— Start of Text block —

The rigorous training schedule undertaken to prepare the battalion for the Siachen Glacier proved the saying, “The more you sweat in peace, the less you bleed in war”. For Unnis, the move to  Siachen Glacier meant traversing 630 Kms, including crossing Zoji La (La means a mountain pass), which was covered with about 40 feet of snow and Khardungla, which, during winters, is considered impassable on foot with full battle loads. The Battalion was fortunate to achieve this stupendous task without suffering any serious casualty.

All these actions and more while on the glacier have been lucidly described by the author in the book, which also happens to be the first ever to be written about military operations at a battalion and lower levels. Every chapter elaborates on tasks accomplished by forming plans after carefully examining the options available. Various situations described in the book can be a matter of debate as to whether any other courses of action were available with the inputs at hand from the field. The chapters on Operation Meghdoot, fought for the first time in world military history at unprecedented altitudes and extreme cold conditions, are rare revelations.

The book is all the more valuable not only for armed forces, but even civilian leaders as it highlights bravery, determination endurance and other attributes of good soldiers on the one hand and on the other, the unfortunate aspects of poor planning, haphazardness and some negative traits of senior commanders, fortunately, only a few.

— End of Text block —
— Start of Supplied records —

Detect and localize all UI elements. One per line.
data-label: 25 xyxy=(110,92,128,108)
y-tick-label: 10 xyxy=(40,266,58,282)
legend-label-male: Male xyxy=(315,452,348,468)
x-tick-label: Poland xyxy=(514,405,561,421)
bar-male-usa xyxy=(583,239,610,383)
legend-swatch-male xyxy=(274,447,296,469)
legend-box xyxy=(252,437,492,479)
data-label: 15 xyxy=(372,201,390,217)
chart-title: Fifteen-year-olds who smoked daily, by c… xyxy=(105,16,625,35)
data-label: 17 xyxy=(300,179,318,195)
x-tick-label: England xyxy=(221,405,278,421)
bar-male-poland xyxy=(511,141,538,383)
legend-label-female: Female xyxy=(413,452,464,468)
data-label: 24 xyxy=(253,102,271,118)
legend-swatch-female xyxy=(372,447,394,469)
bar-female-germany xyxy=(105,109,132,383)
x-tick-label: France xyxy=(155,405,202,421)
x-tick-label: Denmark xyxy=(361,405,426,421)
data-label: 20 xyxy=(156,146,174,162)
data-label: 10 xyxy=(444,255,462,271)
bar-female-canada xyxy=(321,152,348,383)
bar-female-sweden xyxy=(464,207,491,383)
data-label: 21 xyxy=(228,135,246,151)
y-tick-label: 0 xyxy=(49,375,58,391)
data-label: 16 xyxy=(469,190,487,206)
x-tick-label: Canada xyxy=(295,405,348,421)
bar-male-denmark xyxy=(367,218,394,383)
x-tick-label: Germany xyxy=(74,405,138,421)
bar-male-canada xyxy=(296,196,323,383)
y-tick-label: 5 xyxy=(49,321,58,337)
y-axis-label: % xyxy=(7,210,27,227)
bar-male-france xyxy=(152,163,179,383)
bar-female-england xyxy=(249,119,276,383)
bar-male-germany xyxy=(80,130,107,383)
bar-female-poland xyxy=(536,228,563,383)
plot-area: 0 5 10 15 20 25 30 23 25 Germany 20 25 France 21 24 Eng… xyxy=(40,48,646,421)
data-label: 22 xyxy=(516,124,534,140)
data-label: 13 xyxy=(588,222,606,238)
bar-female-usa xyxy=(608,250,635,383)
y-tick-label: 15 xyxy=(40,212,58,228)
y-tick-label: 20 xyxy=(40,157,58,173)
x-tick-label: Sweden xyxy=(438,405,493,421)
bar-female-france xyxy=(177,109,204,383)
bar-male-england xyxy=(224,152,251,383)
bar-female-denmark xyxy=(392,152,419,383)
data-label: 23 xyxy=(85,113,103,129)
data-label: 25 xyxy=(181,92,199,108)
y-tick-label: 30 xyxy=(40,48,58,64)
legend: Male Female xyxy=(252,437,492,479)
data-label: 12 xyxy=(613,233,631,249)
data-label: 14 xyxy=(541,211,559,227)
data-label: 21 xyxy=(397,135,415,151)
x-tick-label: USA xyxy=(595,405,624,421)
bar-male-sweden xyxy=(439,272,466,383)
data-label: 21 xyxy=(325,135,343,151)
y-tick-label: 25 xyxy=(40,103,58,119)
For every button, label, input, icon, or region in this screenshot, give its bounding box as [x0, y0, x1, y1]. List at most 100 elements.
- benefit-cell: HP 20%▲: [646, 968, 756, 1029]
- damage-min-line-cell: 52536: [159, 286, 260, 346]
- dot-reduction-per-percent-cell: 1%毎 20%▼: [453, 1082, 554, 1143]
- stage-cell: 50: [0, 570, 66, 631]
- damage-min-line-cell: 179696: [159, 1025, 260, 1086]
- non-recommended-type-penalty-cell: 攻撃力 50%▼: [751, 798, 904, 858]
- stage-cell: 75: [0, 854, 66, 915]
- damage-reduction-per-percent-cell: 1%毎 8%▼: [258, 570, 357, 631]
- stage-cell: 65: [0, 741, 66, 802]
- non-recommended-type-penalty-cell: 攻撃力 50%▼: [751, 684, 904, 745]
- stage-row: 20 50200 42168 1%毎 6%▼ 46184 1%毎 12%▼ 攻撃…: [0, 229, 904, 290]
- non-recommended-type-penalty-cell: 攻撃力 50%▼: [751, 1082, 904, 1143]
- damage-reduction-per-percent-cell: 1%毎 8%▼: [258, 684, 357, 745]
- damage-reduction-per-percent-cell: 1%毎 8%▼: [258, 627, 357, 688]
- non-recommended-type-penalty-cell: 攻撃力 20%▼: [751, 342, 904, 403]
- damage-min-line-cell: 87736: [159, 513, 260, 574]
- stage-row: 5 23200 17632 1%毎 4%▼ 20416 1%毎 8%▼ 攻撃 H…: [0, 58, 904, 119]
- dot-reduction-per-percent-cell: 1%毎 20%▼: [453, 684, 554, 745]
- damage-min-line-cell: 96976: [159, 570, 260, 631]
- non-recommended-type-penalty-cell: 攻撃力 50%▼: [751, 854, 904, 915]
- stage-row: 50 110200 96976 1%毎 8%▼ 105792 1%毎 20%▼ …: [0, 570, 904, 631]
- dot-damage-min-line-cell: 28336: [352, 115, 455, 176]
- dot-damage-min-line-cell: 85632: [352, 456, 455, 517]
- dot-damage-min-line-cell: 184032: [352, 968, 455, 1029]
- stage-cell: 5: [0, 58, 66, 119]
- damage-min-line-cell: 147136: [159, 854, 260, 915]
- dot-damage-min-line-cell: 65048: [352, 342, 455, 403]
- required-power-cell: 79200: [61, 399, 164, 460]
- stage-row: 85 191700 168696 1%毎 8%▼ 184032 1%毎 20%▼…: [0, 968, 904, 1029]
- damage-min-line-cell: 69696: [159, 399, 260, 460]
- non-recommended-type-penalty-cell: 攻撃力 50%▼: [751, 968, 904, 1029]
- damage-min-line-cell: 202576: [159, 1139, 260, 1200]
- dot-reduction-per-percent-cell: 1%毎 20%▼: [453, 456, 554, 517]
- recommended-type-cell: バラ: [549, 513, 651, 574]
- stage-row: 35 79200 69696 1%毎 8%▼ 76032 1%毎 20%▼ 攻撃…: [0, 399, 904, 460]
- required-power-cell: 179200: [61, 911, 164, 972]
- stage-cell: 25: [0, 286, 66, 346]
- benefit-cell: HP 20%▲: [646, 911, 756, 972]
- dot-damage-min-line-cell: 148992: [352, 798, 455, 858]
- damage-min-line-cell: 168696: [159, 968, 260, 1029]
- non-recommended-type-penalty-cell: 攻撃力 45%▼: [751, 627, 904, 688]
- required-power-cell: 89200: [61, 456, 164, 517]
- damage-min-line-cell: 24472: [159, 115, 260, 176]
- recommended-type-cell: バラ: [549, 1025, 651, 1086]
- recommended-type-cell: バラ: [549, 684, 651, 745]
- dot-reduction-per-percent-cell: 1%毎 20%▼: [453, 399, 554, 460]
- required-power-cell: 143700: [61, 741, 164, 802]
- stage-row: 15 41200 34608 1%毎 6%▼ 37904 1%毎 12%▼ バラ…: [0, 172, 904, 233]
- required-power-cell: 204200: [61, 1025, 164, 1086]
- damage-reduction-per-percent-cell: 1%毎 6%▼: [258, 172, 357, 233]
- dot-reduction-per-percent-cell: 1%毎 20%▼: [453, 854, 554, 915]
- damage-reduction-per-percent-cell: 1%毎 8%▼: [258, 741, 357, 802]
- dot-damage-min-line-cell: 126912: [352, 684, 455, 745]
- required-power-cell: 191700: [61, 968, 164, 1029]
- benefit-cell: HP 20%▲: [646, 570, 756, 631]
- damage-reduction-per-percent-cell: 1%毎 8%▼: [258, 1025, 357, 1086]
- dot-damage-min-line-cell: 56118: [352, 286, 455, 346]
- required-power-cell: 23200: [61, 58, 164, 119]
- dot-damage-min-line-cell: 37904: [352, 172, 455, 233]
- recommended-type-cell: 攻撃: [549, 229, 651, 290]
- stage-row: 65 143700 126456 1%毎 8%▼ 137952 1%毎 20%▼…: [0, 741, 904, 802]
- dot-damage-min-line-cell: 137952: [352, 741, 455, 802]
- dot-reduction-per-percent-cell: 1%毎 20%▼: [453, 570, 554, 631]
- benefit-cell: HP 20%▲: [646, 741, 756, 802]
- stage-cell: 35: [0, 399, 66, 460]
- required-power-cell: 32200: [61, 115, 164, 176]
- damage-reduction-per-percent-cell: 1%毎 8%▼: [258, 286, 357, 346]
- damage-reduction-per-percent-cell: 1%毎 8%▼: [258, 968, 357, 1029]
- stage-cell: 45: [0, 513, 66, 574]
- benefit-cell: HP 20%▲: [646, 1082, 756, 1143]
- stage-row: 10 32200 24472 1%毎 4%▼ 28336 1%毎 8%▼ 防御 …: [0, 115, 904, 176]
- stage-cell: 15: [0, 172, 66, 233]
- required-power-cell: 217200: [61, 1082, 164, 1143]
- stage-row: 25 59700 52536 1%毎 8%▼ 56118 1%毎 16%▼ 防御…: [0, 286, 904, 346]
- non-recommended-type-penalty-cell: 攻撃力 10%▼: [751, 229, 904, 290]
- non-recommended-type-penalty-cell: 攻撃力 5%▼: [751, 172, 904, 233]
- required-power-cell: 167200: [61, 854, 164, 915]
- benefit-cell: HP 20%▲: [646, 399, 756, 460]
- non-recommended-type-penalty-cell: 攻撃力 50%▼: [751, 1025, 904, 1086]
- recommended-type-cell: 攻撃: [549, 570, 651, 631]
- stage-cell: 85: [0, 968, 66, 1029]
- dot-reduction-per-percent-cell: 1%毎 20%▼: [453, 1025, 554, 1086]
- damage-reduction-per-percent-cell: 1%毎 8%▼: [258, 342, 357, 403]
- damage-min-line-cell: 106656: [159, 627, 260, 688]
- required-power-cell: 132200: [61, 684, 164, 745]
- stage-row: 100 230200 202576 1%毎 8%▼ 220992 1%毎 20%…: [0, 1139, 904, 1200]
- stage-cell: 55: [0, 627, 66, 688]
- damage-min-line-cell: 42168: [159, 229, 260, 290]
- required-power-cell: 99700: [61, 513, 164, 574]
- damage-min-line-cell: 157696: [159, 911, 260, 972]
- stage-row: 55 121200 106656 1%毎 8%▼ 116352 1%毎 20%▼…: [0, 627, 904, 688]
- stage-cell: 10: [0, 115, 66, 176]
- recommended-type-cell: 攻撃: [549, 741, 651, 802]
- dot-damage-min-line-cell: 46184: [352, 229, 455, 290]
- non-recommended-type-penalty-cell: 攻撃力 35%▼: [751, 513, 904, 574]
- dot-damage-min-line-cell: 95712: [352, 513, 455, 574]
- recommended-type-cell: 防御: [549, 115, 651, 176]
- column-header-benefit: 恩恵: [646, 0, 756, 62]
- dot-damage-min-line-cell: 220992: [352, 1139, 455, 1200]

— End of Supplied records —

- [Exercise]: Copy the Siachen Glacier book review in full, word for word. The records have no connection to the Siachen Glacier book review.

- [Full response]:
The rigorous training schedule undertaken to prepare the battalion for the Siachen Glacier proved the saying, “The more you sweat in peace, the less you bleed in war”. For Unnis, the move to  Siachen Glacier meant traversing 630 Kms, including crossing Zoji La (La means a mountain pass), which was covered with about 40 feet of snow and Khardungla, which, during winters, is considered impassable on foot with full battle loads. The Battalion was fortunate to achieve this stupendous task without suffering any serious casualty.

All these actions and more while on the glacier have been lucidly described by the author in the book, which also happens to be the first ever to be written about military operations at a battalion and lower levels. Every chapter elaborates on tasks accomplished by forming plans after carefully examining the options available. Various situations described in the book can be a matter of debate as to whether any other courses of action were available with the inputs at hand from the field. The chapters on Operation Meghdoot, fought for the first time in world military history at unprecedented altitudes and extreme cold conditions, are rare revelations.

The book is all the more valuable not only for armed forces, but even civilian leaders as it highlights bravery, determination endurance and other attributes of good soldiers on the one hand and on the other, the unfortunate aspects of poor planning, haphazardness and some negative traits of senior commanders, fortunately, only a few.